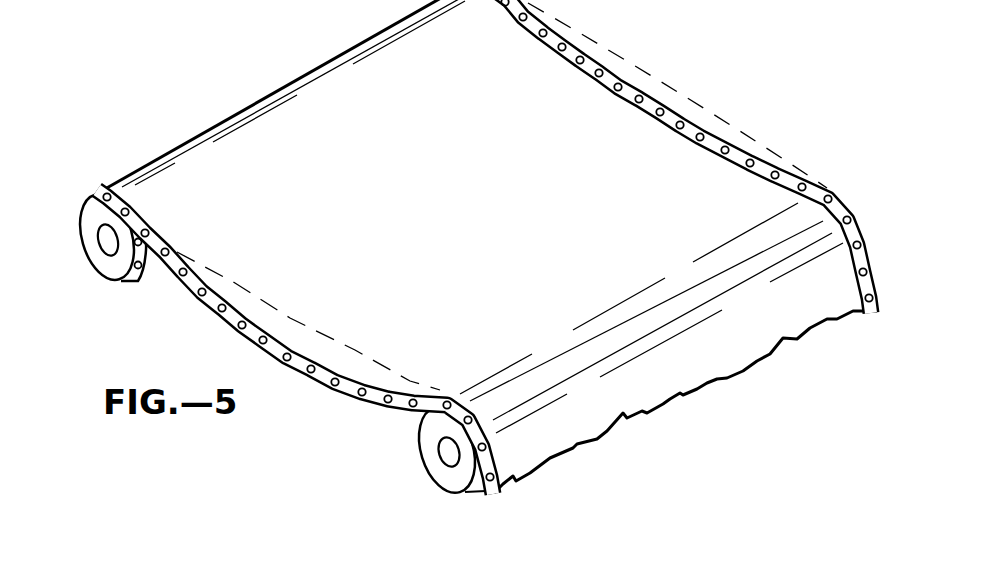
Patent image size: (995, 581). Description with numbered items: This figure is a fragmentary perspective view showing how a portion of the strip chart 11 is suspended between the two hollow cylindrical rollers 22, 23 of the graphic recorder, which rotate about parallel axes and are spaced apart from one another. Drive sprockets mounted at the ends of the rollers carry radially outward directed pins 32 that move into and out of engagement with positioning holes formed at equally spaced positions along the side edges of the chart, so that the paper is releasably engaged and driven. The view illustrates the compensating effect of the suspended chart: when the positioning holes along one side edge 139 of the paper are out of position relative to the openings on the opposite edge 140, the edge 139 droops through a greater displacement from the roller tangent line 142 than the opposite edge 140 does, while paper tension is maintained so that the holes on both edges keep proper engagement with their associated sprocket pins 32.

The strip chart 11 is at (63, 243).
The roller 22 is at (425, 459).
The roller 23 is at (112, 268).
The pin 32 is at (140, 267).
The side edge 139 is at (250, 339).
The opposite edge 140 is at (629, 84).
The roller tangent line 142 is at (303, 323).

#### WHAT IS BEING ASKED:
Can you write out the rows above again with "perspective" changed to "isometric", leaving everything else the same and omitting the pictures?

#### OUTPUT OF THE EXERCISE:
Patent image size: (995, 581). Description with numbered items: This figure is a fragmentary isometric view showing how a portion of the strip chart 11 is suspended between the two hollow cylindrical rollers 22, 23 of the graphic recorder, which rotate about parallel axes and are spaced apart from one another. Drive sprockets mounted at the ends of the rollers carry radially outward directed pins 32 that move into and out of engagement with positioning holes formed at equally spaced positions along the side edges of the chart, so that the paper is releasably engaged and driven. The view illustrates the compensating effect of the suspended chart: when the positioning holes along one side edge 139 of the paper are out of position relative to the openings on the opposite edge 140, the edge 139 droops through a greater displacement from the roller tangent line 142 than the opposite edge 140 does, while paper tension is maintained so that the holes on both edges keep proper engagement with their associated sprocket pins 32.

The strip chart 11 is at (63, 243).
The roller 22 is at (425, 459).
The roller 23 is at (112, 268).
The pin 32 is at (140, 267).
The side edge 139 is at (250, 339).
The opposite edge 140 is at (629, 84).
The roller tangent line 142 is at (303, 323).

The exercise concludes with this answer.